== SELECTED EXTRACT ==
Student Sports Media
From the small town of Marion to Wichita South High School, to Butler Community College, women’s basketball Coach Mike Helmer has had quite the basketball journey.
Helmer has led the fight to bring up and make women’s basketball a staple of Butler athletics.
Helmer never thought he would be the women’s basketball coach anywhere, let alone at Butler. Helmer played basketball growing up in Marion, and his favorite sport was football. All the men in his life have been coaches.
“Every male in my family has been a coach, from my dad, to grandpa, to brothers,” he said.
Helmer was the girls’ basketball coach at Wichita South High School before coming to Butler. Before that, he spent eight years managing a personal training facility in Lawrence. At South, the team finished as 6A runner-up.
Helmer understood that although he did not want to necessarily be a women’s coach, coaching circles are built on experiences at every level. Once he was in as the head coach, he had to establish himself. He said the hardest part of establishing himself as a coach and a leader was “fighting the female stigma: proving that women’s sports aren’t second tier sports and can contend with the male sports.”
“We’re doing what we’re doing against the top competition in the country,” Helmer said. “There’s 200 JUCO teams all wanting the same girls we want. There’s 20 JUCOs in Kansas all wanting the same girls.”
He has built a stellar women’s team here.
“We’ve all been building; the assistant coaches (Abby Fawcett, Bryce Winklepleck, who have been with him the whole time) have helped a lot,” Helmer said. “We’ve been able to establish great chemistry as a team.”
“Helmer is a phenomenal coach and mentor,” Assistant Coach Abby Fawcett said. “He always gets our players to buy in and really work hard. He cares about the girls both on and off the floor and I think that really helps our teams bond and want to play really hard. We have a lot of fun as a staff and as a team here. I really credit all our success to Coach Helmer. He figures out what makes everyone successful and does a great job motivating us. He allows us assistant coaches to be coaches. Meaning that we are involved in all aspects of the program and I think that gives us the confidence to really make an impact. It’s just a comfortable environment here and I think that allows us to be great.”
Fawcett played under Helmer before she went onto Friends University before rejoining him as an assistant coach.
The style of coaching that Helmer does may be from a bygone age, but it is still proving to be effective–defense and mental fortitude. Butler, as of Thursday, March 25, is No. 10 in points allowed in the nation at 53.4 points allowed, first in opponent field goal percentage at 29.2 percent and fourth in opponent 3-point percentage with 22.1 percent. Butler is currently ranked ninth in the nation.

== TASKS TO PERFORM ==
**A)** According to the article on Coach Mike Helmer, what national rankings did Butler hold as of Thursday, March 25? Include each ranking's category and any figure given.
**B)** Duplicate everything in the article on Coach Mike Helmer from "Helmer was the" down to "women’s team here.".
The items that come next aren't needed for this work.

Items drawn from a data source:

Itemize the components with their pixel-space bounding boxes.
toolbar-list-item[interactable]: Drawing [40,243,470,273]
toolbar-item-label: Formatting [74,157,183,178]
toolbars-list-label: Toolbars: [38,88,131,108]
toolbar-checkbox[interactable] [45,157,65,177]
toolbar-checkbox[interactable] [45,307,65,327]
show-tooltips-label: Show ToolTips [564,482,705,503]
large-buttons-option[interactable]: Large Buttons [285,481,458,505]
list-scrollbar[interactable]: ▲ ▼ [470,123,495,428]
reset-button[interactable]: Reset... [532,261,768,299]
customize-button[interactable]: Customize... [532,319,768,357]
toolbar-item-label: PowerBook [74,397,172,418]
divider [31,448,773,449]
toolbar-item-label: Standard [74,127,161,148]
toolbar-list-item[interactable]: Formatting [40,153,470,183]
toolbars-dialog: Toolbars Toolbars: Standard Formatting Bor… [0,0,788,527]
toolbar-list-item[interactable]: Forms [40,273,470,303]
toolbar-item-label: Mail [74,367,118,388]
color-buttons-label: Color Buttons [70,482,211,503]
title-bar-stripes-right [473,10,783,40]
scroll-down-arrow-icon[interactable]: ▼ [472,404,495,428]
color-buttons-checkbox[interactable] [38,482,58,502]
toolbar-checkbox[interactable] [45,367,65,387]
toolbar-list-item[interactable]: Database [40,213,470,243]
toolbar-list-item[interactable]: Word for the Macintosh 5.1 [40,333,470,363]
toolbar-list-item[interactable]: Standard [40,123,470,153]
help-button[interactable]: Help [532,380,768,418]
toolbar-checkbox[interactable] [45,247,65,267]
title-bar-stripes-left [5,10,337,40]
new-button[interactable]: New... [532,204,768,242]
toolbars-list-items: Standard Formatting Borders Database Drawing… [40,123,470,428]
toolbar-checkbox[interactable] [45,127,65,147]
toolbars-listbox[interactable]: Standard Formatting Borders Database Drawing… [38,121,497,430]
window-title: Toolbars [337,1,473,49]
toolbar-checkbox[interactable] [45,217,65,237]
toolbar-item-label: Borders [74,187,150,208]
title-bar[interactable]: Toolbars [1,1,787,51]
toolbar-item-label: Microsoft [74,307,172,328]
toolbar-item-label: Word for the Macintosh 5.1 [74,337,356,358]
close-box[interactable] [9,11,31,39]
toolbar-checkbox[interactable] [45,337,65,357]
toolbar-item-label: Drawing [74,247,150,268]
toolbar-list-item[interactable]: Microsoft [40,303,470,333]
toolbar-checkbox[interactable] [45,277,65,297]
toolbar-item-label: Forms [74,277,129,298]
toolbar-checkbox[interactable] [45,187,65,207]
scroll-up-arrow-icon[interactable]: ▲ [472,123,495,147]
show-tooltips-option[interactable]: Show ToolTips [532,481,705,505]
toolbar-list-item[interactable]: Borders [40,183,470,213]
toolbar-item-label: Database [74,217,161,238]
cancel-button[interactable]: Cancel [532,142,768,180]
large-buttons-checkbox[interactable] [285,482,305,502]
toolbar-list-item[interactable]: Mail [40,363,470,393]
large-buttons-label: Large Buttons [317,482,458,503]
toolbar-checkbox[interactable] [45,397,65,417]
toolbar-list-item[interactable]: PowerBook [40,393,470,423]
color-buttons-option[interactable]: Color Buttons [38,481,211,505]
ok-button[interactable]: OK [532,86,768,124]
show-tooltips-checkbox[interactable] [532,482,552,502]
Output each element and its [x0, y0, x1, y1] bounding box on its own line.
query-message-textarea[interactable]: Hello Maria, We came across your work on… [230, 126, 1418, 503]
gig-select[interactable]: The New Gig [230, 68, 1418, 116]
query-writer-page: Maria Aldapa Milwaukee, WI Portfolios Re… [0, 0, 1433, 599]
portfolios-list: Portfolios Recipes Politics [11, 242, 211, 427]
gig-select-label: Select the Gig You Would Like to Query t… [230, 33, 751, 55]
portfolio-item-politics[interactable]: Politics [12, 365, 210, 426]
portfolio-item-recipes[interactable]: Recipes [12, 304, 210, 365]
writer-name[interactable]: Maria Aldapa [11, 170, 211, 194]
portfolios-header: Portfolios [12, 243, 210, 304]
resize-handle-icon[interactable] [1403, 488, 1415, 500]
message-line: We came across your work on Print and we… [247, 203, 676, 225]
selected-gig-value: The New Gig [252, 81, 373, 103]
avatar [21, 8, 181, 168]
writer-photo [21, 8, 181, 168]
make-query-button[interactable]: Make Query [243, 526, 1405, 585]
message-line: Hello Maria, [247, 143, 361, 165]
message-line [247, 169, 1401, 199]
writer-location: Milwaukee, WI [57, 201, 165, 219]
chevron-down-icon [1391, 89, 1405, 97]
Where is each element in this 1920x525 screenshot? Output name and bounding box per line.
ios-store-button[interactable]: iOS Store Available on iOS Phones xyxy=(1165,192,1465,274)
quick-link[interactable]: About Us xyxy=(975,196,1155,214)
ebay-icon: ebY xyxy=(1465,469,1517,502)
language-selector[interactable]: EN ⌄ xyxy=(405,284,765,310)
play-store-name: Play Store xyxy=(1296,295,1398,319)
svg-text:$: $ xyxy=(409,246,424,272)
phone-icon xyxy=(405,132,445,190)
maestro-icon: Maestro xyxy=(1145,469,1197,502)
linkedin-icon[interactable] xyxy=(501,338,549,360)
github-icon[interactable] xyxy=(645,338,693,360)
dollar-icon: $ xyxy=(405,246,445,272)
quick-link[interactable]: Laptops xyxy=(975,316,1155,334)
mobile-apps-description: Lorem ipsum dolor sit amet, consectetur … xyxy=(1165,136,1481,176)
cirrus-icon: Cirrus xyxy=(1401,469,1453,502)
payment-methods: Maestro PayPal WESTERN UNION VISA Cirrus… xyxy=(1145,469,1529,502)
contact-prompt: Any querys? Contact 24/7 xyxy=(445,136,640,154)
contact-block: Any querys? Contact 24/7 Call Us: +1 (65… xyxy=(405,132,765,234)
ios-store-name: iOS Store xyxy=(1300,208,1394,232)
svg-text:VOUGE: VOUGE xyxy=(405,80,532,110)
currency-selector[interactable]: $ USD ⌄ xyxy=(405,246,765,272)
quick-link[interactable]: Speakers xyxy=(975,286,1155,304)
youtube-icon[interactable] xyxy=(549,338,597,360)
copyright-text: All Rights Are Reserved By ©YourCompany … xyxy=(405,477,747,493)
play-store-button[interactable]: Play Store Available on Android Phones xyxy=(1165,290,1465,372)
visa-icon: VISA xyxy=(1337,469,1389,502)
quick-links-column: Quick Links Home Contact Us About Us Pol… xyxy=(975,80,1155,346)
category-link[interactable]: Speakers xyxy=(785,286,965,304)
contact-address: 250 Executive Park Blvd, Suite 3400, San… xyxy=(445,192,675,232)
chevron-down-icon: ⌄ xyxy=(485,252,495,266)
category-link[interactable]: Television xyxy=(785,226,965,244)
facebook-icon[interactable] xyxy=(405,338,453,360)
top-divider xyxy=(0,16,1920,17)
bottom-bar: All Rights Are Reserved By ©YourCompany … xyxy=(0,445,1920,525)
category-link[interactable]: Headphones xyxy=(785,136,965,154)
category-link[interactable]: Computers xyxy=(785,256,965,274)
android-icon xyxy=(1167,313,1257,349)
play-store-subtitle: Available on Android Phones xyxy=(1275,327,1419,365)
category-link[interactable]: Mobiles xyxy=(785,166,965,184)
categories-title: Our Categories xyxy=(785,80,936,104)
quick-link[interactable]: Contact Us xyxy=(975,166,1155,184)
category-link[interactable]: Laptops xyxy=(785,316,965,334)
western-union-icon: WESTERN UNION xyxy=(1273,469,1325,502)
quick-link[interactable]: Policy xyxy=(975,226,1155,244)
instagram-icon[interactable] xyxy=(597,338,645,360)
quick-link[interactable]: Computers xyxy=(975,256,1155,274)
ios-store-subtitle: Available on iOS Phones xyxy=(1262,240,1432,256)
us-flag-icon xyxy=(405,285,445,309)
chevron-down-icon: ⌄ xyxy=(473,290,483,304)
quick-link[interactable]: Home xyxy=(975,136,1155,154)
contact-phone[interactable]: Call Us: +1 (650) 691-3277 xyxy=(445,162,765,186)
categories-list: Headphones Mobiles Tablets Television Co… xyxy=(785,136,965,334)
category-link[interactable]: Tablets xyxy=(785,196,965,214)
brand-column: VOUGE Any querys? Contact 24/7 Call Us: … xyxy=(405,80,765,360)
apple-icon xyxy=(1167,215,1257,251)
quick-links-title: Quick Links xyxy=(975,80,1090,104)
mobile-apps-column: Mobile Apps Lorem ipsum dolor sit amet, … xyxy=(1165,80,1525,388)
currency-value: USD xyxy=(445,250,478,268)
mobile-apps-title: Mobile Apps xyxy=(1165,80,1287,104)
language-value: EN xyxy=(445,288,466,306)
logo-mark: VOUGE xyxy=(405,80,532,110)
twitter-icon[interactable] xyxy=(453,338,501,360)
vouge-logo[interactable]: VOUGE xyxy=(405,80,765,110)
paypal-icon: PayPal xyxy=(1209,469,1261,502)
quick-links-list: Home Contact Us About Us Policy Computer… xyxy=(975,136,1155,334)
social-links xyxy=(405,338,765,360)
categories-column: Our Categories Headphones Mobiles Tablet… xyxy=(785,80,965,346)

== RESPONSES FOR EACH TASK ==
**A)**
- No. 10 in points allowed, at 53.4 points allowed
- First in opponent field goal percentage, at 29.2 percent
- Fourth in opponent 3-point percentage, at 22.1 percent
- Ninth in the nation overall

**B)**
Helmer was the girls’ basketball coach at Wichita South High School before coming to Butler. Before that, he spent eight years managing a personal training facility in Lawrence. At South, the team finished as 6A runner-up.
Helmer understood that although he did not want to necessarily be a women’s coach, coaching circles are built on experiences at every level. Once he was in as the head coach, he had to establish himself. He said the hardest part of establishing himself as a coach and a leader was “fighting the female stigma: proving that women’s sports aren’t second tier sports and can contend with the male sports.”
“We’re doing what we’re doing against the top competition in the country,” Helmer said. “There’s 200 JUCO teams all wanting the same girls we want. There’s 20 JUCOs in Kansas all wanting the same girls.”
He has built a stellar women’s team here.